--- Exercise ---
Lines containing the word "Population" are the ones to copy from the records below.

--- Supplied records ---
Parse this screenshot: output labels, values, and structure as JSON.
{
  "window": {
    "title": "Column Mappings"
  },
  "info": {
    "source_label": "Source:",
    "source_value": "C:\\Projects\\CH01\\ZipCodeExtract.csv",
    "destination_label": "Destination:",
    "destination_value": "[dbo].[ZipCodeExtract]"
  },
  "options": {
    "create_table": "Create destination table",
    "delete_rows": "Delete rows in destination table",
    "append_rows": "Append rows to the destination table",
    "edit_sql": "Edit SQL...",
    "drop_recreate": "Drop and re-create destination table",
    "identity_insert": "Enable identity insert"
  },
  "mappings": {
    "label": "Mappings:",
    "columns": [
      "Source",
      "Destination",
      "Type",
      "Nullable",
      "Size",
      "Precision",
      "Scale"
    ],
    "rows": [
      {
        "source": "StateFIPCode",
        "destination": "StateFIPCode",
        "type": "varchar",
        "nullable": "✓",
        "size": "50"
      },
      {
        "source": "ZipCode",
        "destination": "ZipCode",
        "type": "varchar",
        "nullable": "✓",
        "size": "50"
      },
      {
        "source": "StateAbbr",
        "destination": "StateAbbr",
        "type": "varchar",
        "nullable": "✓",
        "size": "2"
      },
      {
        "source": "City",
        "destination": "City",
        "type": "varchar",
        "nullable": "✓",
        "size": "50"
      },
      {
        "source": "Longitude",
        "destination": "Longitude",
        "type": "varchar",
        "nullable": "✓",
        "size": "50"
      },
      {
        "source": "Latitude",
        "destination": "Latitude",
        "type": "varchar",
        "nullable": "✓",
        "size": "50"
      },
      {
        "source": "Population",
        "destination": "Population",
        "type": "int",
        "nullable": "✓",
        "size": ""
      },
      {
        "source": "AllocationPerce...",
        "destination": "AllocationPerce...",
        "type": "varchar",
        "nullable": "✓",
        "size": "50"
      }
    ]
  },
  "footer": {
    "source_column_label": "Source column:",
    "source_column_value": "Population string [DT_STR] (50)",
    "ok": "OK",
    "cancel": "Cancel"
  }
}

--- Result ---
        "source": "Population",
        "destination": "Population",
    "source_column_value": "Population string [DT_STR] (50)",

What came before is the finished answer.